- TASK BRIEF -
What is the number of lines holding the word "Druck"? Give that number alone.

Figure record listings:
--*--

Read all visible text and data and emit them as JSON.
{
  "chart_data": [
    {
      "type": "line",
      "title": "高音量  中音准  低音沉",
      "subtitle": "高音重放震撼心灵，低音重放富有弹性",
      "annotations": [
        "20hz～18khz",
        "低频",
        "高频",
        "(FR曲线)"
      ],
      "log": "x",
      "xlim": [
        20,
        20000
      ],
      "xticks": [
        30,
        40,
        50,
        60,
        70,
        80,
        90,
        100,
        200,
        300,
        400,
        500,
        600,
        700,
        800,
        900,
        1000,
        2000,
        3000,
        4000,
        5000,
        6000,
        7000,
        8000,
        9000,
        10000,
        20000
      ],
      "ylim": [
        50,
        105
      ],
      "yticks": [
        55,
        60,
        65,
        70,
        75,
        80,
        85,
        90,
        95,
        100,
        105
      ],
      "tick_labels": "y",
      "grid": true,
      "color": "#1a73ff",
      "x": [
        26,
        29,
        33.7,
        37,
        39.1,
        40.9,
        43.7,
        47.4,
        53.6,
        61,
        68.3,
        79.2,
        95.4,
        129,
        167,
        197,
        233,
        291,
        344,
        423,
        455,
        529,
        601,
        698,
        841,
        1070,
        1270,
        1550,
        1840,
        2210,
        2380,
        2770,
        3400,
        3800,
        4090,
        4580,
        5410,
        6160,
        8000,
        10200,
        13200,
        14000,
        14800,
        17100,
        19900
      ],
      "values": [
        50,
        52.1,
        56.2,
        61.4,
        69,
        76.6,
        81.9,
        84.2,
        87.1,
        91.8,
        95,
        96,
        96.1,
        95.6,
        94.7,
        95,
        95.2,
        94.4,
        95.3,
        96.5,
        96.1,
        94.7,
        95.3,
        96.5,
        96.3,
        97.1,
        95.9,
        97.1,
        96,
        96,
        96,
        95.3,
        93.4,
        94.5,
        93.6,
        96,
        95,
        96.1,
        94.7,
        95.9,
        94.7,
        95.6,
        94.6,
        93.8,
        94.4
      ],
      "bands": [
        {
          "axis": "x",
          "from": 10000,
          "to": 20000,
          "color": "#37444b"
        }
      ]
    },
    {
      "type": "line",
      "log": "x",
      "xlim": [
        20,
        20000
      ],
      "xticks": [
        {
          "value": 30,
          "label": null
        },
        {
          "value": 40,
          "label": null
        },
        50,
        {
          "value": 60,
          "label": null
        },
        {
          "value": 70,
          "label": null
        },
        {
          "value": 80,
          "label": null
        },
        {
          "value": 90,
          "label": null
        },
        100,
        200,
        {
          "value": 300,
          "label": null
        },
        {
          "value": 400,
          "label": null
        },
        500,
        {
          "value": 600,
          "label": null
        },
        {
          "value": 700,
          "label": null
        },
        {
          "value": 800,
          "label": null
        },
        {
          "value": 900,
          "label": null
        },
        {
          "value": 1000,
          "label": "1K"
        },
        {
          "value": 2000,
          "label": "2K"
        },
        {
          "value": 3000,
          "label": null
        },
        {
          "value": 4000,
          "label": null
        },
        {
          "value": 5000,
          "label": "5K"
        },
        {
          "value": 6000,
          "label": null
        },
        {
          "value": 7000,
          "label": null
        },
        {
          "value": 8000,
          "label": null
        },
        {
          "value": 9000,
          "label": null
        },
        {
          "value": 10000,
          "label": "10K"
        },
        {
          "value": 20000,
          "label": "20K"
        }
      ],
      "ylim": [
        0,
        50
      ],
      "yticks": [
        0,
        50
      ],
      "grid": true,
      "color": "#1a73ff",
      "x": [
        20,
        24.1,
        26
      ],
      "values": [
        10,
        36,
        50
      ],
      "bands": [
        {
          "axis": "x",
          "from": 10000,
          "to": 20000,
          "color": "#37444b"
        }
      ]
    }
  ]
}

--*--

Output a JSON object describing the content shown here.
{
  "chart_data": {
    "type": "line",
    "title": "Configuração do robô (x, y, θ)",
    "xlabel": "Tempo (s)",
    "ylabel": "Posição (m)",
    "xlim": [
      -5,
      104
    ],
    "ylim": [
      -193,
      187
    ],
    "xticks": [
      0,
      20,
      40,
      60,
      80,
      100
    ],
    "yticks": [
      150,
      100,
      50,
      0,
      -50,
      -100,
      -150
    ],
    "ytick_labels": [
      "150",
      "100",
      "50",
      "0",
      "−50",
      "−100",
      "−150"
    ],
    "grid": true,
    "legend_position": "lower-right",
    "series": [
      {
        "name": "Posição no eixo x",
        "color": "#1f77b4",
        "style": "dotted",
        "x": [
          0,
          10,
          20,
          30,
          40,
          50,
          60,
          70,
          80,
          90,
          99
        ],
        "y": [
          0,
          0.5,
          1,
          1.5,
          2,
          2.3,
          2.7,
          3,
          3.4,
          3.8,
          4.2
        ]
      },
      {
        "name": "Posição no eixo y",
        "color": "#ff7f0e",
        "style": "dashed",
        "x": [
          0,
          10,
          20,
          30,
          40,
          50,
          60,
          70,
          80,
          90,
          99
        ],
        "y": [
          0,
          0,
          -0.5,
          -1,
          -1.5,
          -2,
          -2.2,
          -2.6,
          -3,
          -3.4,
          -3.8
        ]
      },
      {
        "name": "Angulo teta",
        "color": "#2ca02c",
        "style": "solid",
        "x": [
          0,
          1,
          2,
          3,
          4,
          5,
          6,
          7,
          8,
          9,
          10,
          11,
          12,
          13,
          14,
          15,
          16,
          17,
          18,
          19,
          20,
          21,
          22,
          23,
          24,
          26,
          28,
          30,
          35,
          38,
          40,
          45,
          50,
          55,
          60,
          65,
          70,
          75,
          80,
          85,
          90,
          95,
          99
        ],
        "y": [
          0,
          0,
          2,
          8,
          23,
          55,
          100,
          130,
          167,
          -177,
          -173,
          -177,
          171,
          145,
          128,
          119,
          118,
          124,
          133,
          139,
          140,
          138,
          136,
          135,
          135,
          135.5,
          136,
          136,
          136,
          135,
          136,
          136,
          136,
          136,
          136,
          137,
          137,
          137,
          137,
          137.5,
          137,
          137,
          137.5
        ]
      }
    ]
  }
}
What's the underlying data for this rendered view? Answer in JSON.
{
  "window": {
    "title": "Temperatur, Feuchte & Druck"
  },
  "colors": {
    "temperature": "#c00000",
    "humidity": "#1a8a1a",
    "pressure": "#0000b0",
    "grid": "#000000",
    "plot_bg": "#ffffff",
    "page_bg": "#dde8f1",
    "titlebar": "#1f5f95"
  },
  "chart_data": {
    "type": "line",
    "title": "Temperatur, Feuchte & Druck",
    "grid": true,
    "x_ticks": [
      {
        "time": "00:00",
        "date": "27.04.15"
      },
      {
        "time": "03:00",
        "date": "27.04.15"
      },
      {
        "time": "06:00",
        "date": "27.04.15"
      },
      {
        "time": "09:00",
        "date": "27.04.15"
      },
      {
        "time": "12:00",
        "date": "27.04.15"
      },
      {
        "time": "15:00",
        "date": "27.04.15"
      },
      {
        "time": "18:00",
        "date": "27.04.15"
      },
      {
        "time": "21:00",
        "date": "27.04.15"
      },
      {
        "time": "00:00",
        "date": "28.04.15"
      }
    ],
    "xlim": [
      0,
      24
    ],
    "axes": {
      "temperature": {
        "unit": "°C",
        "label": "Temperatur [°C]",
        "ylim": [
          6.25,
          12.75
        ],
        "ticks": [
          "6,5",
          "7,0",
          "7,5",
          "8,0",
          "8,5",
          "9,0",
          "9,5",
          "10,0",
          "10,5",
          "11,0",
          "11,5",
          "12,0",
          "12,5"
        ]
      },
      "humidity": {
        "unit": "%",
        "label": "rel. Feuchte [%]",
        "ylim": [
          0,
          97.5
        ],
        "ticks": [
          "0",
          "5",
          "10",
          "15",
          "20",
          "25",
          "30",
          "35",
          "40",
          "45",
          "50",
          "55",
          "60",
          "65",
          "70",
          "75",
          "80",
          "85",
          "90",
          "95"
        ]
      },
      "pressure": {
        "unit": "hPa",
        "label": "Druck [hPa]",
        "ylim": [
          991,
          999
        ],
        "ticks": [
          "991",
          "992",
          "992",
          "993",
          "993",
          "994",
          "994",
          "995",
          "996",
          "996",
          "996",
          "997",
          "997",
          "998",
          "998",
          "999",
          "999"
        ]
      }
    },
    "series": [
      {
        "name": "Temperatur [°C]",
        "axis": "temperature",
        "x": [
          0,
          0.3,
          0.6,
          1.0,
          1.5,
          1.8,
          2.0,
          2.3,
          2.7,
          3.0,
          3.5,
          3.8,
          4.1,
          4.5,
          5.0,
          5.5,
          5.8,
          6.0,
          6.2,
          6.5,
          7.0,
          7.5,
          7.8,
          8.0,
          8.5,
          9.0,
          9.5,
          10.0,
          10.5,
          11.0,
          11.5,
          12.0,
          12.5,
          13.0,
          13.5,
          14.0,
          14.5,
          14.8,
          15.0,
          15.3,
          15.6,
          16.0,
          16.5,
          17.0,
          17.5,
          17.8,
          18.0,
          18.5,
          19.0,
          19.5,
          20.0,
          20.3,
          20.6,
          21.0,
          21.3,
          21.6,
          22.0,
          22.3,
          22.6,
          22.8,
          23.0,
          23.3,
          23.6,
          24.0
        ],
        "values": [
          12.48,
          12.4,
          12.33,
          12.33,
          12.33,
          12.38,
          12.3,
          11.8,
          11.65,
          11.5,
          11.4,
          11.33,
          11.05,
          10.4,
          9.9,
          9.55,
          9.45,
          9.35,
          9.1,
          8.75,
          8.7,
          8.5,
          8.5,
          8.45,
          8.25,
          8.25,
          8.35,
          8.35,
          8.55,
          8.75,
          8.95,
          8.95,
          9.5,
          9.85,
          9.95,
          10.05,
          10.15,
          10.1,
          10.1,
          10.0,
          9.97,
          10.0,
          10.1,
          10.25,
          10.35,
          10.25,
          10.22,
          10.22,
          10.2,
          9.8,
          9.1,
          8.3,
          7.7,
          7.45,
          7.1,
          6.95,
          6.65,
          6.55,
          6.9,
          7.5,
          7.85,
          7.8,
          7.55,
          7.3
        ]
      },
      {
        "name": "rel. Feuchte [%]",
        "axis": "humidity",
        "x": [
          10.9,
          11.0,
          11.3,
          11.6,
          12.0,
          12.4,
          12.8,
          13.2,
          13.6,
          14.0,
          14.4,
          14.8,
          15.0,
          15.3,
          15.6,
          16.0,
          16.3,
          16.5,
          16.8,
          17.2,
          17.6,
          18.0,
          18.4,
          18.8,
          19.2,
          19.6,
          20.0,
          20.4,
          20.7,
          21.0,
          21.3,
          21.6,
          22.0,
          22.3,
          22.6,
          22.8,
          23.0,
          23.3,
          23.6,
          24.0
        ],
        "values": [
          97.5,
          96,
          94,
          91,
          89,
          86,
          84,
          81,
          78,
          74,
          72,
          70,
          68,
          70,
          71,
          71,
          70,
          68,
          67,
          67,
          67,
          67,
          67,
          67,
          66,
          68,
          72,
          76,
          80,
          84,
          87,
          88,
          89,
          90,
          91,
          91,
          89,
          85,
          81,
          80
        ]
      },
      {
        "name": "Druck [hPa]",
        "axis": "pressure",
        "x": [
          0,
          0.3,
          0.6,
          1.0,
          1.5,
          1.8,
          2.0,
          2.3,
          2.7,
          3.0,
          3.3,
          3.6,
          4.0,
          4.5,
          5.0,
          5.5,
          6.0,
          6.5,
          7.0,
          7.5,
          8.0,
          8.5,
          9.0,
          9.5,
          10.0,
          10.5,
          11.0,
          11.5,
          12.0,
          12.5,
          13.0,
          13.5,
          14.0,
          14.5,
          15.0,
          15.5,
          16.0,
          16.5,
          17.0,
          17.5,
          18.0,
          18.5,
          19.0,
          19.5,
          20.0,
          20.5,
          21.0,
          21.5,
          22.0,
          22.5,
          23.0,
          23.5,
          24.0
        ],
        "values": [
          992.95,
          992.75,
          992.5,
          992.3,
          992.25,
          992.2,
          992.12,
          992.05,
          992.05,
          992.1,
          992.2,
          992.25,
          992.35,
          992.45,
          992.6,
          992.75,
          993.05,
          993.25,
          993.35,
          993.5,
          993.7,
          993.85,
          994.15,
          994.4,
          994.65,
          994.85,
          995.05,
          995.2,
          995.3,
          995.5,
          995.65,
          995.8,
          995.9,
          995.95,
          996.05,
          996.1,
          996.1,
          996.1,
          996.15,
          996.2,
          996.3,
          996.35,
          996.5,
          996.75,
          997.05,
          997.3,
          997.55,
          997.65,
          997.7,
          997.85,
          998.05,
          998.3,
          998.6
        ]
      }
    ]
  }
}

--*--

- THE REPLY -
4